— What is being asked —
Identify and copy all lines of the material where the string "配置主机" is found.
________
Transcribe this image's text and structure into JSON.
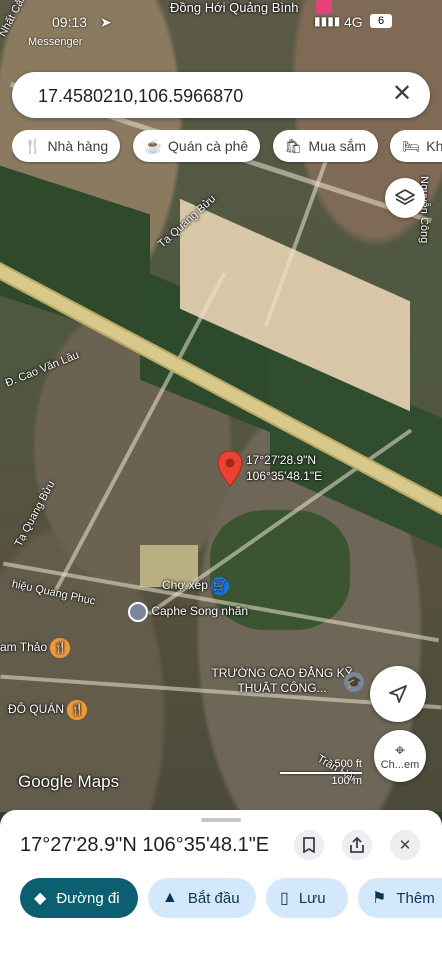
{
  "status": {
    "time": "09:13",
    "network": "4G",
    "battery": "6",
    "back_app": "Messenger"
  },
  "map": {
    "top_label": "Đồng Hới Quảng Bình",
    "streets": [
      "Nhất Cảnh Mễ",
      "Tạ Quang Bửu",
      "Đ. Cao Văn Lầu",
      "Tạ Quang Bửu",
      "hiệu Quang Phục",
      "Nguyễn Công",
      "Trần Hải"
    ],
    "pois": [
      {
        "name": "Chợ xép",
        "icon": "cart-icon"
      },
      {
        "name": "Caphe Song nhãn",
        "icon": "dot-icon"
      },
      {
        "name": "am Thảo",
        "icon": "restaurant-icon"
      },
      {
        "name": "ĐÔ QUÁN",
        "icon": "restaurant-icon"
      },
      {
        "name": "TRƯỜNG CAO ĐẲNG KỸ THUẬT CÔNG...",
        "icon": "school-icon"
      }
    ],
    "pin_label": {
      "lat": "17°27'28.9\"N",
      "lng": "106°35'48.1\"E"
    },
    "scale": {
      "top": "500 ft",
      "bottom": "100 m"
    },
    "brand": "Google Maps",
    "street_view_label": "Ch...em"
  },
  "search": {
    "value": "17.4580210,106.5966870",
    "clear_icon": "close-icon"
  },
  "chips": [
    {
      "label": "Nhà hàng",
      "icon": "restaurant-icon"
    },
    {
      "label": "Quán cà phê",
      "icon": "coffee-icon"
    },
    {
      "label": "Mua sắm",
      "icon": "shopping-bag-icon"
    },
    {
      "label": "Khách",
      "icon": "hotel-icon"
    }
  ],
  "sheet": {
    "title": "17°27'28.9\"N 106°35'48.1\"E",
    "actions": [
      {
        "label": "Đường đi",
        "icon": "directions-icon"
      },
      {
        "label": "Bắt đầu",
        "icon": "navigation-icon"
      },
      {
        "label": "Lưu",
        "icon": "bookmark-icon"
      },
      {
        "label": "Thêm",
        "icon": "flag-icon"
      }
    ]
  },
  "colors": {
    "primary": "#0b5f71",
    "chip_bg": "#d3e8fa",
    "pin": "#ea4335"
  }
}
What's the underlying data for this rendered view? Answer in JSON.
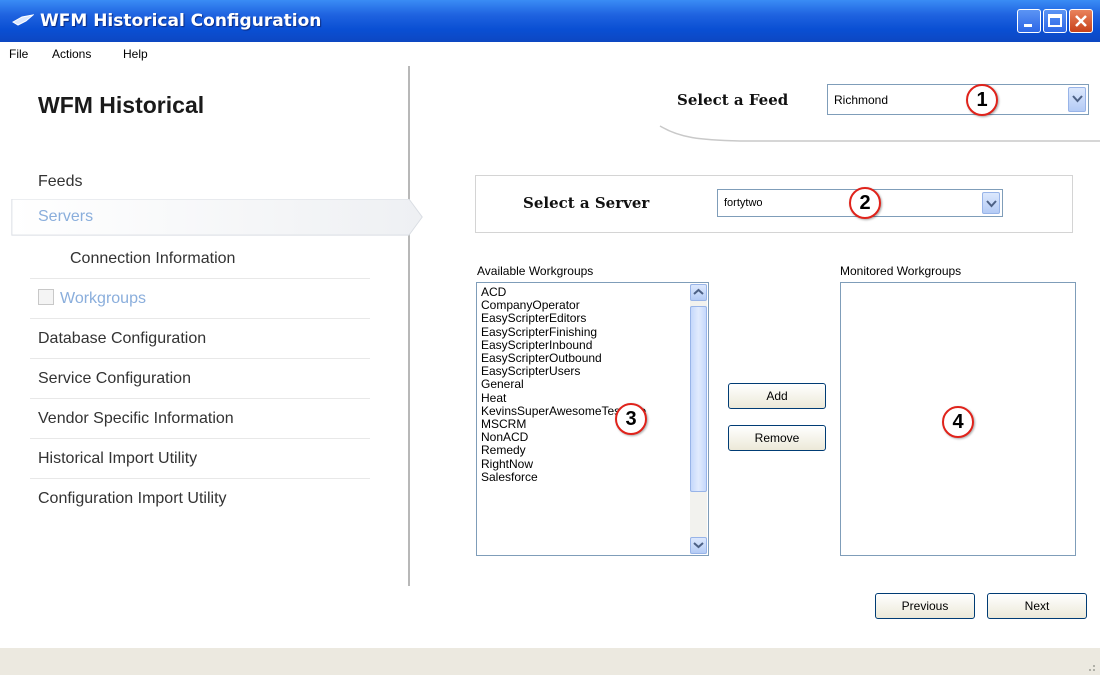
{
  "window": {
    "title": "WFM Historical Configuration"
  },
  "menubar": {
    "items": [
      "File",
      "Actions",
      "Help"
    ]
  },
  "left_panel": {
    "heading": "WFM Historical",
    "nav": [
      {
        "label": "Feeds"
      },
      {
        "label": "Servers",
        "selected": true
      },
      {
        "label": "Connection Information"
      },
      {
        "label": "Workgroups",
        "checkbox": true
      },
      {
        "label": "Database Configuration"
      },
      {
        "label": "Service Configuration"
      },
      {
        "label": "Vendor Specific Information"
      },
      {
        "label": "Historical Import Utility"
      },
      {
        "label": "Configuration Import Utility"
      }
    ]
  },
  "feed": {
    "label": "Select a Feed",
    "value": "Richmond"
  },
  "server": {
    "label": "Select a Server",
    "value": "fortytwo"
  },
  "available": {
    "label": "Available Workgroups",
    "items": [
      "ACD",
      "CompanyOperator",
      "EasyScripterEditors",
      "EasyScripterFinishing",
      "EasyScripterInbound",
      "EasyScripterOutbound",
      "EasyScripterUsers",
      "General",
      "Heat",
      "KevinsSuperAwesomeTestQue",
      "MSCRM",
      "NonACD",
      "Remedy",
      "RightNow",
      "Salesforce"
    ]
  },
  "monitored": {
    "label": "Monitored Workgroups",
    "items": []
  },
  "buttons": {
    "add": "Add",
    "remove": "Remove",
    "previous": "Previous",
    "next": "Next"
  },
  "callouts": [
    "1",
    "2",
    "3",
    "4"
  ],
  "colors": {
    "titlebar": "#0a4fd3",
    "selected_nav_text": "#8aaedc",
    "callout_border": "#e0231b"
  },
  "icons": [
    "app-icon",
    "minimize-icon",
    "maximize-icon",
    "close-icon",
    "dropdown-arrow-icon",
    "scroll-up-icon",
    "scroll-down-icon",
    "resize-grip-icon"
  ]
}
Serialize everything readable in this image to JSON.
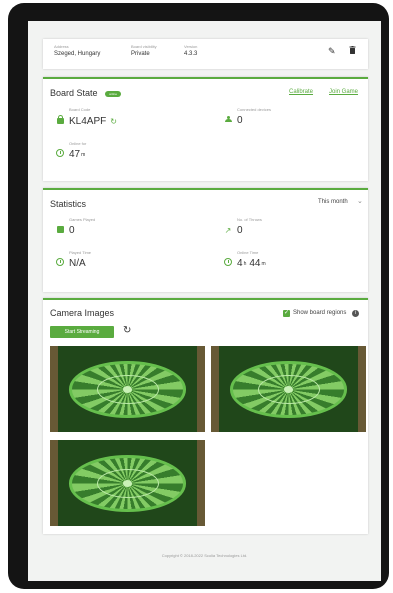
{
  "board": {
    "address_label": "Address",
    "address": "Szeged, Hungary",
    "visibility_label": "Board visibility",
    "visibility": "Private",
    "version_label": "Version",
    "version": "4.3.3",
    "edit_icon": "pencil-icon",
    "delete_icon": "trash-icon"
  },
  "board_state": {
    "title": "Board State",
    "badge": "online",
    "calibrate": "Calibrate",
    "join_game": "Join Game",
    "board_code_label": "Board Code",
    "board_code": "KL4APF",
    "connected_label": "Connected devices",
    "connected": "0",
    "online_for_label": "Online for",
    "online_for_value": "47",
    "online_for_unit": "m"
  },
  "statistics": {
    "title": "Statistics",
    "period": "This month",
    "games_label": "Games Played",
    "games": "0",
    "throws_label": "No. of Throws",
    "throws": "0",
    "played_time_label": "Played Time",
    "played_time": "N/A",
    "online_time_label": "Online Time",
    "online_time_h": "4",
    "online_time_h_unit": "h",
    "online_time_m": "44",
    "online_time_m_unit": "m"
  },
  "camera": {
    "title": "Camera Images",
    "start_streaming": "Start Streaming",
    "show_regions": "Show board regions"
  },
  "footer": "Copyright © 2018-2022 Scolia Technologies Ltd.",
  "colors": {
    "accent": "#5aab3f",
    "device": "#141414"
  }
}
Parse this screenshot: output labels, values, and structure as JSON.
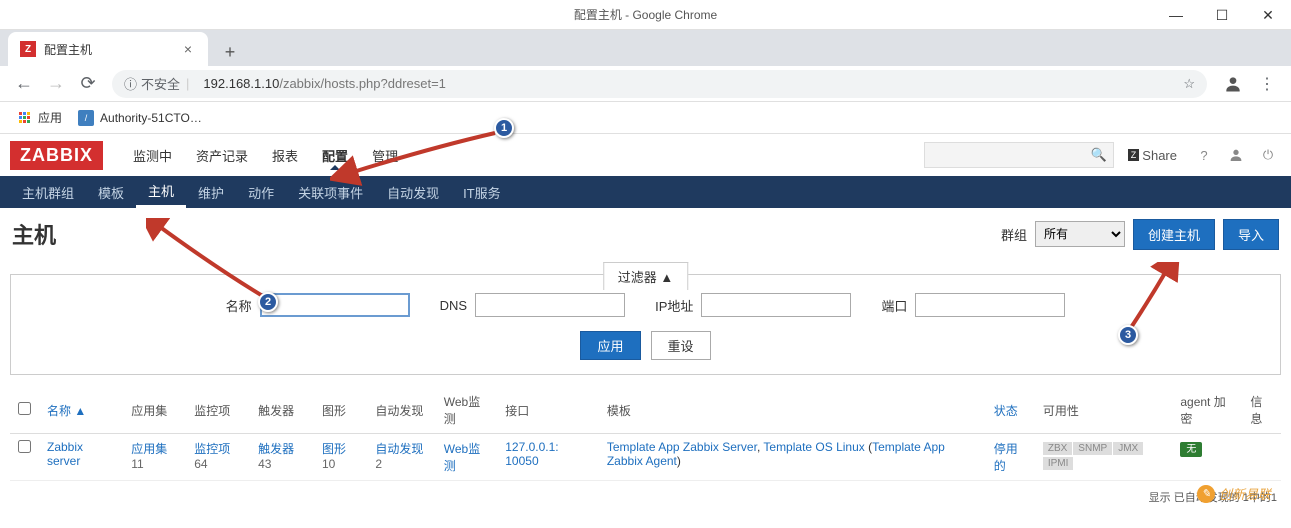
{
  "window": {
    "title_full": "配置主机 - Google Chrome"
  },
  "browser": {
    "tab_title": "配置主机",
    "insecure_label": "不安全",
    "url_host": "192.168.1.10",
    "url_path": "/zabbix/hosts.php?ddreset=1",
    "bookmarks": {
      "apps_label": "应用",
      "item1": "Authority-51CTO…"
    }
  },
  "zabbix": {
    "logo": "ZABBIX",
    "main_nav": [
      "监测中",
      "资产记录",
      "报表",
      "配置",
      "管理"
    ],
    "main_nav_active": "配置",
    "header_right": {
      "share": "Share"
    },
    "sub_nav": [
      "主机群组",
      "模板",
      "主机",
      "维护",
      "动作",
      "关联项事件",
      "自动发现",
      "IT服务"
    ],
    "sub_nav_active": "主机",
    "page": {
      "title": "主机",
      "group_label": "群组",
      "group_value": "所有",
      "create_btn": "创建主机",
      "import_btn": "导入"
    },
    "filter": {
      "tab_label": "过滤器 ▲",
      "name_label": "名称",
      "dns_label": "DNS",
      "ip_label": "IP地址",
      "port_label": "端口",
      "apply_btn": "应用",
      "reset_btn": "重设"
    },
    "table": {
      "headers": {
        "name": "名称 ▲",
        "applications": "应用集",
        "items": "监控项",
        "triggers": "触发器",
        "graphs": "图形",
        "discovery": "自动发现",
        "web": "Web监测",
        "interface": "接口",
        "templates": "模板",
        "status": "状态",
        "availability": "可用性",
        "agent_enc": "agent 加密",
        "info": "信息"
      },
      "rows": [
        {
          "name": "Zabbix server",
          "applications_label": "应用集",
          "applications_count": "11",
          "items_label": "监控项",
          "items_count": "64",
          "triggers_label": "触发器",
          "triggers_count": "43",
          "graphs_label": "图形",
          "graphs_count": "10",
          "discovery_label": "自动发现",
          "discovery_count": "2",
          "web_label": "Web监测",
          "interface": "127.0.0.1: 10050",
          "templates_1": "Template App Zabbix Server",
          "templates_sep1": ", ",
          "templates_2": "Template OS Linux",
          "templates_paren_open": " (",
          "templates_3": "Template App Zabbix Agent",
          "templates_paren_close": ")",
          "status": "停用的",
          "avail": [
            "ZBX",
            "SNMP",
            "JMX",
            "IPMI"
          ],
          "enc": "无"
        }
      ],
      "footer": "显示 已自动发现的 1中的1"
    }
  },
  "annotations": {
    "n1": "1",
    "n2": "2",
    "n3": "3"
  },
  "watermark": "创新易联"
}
________
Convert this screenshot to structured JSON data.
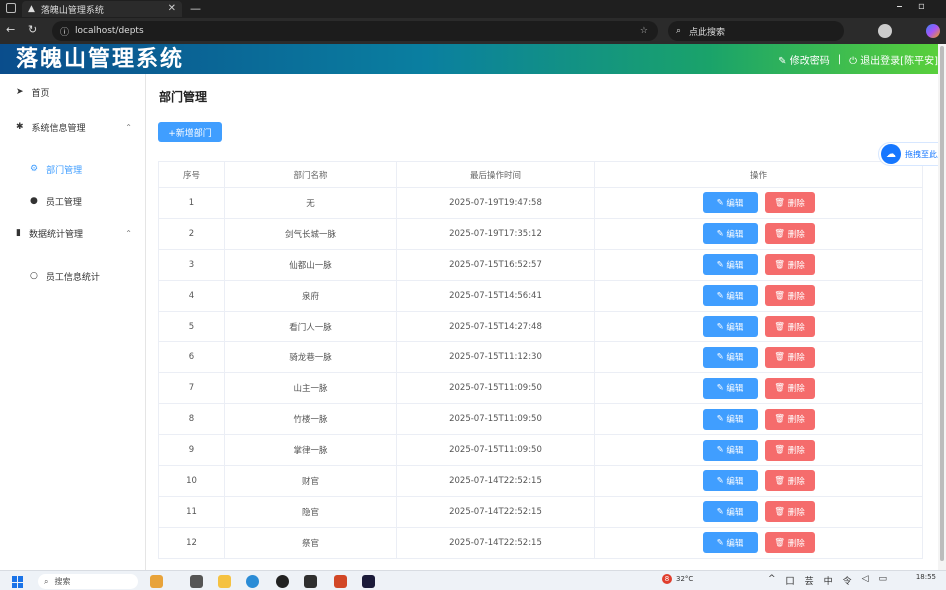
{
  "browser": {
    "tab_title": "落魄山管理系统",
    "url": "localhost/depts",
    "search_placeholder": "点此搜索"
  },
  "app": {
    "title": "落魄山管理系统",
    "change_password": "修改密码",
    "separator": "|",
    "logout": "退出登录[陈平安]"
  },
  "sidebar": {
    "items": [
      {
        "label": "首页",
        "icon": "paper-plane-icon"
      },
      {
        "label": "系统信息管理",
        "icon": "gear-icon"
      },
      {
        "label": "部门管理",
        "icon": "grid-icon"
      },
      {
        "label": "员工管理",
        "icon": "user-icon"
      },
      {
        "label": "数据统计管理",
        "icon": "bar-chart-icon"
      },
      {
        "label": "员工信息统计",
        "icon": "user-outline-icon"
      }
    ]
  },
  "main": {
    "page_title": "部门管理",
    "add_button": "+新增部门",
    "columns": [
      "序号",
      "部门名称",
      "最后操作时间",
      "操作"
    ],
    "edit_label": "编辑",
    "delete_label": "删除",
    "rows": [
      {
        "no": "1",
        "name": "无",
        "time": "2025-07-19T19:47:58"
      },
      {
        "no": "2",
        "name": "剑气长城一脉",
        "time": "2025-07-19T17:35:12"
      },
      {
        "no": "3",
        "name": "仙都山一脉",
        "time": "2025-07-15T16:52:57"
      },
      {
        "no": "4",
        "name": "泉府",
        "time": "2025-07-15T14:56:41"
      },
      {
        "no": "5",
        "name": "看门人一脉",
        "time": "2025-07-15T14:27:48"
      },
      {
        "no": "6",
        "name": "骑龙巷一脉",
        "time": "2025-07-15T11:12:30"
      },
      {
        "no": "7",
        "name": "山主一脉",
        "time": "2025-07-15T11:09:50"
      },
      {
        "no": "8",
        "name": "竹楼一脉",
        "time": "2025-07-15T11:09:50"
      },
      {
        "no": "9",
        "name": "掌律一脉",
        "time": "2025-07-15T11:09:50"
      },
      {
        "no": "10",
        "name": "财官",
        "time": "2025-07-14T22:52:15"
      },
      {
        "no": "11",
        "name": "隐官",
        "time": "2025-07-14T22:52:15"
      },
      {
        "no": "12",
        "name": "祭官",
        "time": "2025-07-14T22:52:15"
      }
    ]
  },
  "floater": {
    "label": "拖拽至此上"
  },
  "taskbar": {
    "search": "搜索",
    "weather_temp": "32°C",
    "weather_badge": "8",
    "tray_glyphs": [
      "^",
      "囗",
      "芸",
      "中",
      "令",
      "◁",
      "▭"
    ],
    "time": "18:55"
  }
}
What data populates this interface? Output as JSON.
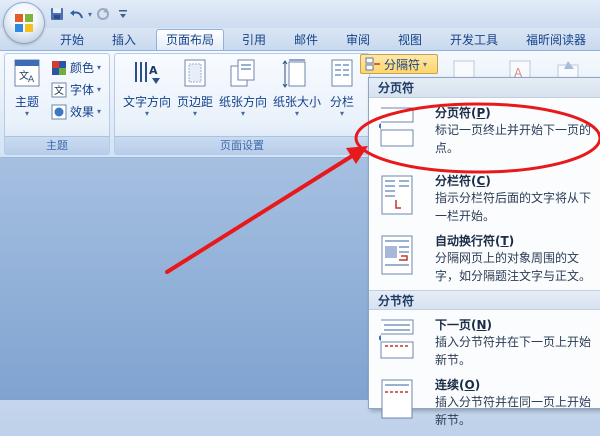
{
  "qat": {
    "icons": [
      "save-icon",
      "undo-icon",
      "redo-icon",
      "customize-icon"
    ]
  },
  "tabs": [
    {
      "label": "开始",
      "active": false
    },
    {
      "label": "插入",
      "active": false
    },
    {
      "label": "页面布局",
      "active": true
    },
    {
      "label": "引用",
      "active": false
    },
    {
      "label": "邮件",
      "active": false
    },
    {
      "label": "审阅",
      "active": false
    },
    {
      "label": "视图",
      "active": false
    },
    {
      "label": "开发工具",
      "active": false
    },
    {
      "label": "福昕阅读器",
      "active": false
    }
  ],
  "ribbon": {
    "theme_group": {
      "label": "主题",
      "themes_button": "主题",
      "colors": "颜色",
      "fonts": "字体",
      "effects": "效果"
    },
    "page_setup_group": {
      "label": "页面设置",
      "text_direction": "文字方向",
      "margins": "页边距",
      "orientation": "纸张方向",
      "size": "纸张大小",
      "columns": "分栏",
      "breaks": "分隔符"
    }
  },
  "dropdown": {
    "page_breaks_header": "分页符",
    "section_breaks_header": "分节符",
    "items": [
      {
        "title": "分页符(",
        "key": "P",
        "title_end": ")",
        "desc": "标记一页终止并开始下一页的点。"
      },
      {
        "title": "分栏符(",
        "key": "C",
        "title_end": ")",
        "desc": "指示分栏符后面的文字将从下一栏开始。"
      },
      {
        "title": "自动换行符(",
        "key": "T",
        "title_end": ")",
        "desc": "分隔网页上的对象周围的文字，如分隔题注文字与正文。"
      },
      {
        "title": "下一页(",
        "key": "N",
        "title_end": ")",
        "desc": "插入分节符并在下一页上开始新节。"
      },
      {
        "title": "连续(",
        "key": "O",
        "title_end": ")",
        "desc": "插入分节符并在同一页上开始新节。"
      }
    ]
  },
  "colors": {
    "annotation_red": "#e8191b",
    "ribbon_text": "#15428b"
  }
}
________
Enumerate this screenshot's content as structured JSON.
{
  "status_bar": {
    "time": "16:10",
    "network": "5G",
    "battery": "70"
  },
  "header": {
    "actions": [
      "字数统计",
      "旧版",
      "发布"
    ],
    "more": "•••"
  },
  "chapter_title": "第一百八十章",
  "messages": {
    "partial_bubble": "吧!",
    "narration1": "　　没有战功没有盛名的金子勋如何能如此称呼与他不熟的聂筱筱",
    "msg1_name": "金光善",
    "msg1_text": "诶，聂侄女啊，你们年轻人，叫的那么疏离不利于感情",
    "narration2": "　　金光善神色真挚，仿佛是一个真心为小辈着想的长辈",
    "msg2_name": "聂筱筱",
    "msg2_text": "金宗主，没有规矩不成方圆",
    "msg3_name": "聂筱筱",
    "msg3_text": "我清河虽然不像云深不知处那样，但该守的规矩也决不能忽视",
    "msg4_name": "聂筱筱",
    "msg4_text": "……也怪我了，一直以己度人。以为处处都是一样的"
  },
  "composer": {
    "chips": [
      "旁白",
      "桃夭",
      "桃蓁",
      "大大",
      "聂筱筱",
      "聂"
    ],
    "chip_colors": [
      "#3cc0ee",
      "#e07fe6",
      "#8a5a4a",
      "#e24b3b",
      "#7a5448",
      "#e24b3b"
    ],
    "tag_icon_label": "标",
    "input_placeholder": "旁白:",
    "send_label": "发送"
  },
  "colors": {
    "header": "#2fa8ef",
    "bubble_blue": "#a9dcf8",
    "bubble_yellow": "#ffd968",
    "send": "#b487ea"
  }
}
________
— Right answer —
    "title_full": "配置主机 - Google Chrome"
    "tab_title": "配置主机",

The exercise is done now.